--- Data shown ---
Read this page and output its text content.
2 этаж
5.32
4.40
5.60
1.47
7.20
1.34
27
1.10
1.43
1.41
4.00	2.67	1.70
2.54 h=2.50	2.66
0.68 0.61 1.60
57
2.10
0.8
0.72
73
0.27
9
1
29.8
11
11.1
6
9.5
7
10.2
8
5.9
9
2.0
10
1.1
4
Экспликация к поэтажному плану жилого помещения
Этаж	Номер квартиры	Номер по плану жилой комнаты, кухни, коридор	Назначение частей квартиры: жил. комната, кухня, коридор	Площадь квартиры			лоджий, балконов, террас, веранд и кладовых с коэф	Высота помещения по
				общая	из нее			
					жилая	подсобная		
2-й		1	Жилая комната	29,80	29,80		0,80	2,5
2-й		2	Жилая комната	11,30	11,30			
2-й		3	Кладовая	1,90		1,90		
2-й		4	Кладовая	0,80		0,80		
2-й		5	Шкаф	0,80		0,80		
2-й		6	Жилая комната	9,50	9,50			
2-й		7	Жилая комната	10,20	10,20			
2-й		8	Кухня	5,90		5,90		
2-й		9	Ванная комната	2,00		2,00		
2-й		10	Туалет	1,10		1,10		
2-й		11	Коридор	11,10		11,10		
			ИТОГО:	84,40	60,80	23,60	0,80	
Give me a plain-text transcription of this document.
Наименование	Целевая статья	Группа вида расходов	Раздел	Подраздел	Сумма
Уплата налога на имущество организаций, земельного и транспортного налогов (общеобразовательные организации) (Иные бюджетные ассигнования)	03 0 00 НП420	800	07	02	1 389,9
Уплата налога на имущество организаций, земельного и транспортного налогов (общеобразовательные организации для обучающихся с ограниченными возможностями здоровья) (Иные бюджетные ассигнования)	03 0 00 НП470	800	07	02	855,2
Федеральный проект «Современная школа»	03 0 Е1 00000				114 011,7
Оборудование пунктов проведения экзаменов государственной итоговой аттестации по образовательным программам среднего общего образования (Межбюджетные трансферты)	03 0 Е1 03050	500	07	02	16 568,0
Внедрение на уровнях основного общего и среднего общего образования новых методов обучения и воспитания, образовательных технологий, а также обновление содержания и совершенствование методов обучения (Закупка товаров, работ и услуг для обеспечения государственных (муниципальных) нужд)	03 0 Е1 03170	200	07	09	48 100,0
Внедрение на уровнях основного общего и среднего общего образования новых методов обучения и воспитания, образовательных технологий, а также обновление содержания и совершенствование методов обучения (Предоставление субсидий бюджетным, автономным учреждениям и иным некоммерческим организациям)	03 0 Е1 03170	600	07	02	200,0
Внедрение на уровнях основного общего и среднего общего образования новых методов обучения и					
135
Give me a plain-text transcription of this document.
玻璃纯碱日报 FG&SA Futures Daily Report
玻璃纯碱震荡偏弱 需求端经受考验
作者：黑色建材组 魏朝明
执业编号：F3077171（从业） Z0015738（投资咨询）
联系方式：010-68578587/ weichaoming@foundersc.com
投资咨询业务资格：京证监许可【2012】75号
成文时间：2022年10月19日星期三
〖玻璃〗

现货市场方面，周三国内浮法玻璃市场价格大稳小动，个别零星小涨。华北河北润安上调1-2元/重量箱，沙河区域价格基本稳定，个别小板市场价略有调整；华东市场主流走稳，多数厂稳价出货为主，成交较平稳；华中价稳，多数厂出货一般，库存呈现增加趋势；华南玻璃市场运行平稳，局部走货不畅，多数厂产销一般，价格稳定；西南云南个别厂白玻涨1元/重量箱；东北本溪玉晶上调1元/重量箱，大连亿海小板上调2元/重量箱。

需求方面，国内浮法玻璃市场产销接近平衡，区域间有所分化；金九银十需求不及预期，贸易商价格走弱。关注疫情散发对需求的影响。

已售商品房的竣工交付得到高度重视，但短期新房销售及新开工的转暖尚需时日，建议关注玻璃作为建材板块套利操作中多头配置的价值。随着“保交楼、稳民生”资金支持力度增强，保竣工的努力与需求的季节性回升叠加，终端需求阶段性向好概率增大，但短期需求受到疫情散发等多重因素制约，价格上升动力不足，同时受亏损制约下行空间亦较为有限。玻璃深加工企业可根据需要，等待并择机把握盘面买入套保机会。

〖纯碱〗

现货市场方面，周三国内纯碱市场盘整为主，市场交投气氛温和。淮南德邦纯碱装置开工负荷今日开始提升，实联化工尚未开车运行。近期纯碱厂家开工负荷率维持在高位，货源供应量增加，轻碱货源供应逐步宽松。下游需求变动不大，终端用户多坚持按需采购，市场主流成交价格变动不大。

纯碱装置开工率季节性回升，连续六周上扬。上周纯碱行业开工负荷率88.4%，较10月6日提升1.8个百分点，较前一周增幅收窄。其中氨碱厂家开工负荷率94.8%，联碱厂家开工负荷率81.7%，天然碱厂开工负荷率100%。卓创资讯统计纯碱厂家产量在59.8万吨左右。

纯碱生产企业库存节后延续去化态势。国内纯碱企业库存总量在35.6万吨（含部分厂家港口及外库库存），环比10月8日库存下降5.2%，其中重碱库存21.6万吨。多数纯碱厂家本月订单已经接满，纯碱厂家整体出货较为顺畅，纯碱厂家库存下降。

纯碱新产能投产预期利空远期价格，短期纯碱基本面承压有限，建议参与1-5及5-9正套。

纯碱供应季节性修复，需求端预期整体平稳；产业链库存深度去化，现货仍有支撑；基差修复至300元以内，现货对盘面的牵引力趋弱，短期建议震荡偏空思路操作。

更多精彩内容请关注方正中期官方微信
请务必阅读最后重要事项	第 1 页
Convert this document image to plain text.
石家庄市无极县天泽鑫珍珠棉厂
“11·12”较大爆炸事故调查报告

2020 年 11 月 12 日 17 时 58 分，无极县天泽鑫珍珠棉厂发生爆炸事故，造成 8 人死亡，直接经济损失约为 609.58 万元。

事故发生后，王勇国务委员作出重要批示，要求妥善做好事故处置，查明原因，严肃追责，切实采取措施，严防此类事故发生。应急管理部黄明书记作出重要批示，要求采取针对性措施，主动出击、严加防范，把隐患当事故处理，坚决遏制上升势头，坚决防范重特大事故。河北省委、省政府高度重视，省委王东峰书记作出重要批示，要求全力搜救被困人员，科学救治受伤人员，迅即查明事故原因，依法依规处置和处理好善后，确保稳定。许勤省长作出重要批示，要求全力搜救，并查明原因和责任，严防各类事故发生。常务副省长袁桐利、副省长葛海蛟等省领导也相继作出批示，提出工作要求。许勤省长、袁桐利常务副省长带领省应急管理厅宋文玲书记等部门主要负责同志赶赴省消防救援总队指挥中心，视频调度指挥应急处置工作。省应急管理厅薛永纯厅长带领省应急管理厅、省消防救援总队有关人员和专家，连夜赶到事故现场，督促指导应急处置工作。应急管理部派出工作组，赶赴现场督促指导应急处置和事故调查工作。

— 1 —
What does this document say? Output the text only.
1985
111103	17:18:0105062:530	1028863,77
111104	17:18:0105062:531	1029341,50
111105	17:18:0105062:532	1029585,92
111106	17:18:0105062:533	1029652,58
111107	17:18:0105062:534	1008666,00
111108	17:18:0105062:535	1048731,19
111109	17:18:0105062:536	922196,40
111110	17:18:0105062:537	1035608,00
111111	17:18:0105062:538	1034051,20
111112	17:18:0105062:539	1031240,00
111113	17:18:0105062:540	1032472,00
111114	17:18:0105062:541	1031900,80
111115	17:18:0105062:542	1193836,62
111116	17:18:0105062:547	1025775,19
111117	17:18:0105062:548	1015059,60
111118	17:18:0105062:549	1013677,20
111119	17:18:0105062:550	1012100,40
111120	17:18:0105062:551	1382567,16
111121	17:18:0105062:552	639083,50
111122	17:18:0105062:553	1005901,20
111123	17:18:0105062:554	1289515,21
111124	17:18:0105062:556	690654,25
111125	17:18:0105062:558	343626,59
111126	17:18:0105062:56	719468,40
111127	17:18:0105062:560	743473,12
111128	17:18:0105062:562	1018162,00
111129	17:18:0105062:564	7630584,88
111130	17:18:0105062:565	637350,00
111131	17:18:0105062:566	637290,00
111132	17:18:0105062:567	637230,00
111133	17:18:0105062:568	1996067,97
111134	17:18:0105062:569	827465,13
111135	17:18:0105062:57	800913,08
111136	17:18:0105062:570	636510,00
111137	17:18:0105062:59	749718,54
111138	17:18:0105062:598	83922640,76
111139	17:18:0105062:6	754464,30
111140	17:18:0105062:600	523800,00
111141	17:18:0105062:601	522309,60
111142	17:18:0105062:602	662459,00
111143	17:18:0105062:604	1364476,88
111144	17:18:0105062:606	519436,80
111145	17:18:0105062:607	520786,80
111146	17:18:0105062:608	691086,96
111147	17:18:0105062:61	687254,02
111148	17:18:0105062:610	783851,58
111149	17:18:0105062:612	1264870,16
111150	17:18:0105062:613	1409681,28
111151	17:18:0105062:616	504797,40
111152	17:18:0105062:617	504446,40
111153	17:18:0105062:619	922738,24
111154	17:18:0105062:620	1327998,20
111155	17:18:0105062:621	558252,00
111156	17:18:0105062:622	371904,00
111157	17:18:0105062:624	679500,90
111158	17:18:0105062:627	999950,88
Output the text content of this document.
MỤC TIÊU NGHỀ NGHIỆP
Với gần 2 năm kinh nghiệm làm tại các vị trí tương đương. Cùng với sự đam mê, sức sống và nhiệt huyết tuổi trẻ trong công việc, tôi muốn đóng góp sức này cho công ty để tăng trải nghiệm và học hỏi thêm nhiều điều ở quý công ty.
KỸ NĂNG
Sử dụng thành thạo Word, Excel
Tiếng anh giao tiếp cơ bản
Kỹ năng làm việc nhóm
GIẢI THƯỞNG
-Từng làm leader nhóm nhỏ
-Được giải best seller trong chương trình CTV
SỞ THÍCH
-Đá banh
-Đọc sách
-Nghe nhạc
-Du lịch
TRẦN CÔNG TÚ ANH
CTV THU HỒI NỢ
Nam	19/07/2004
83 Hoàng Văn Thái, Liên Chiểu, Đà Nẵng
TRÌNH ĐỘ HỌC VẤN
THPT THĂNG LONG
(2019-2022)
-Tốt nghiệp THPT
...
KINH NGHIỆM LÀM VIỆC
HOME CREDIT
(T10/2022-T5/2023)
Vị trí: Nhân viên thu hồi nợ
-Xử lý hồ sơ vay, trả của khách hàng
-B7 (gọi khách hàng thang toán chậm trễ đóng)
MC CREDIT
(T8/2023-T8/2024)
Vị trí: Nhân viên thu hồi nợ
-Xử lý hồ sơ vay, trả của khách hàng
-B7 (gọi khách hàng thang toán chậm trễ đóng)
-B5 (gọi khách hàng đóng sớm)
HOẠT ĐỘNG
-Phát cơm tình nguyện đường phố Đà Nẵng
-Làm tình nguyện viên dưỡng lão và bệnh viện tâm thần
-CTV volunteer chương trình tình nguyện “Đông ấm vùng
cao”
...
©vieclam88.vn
---
Report how many lines in the data include the word "tình", and give nothing but the count.

Output for this task: 3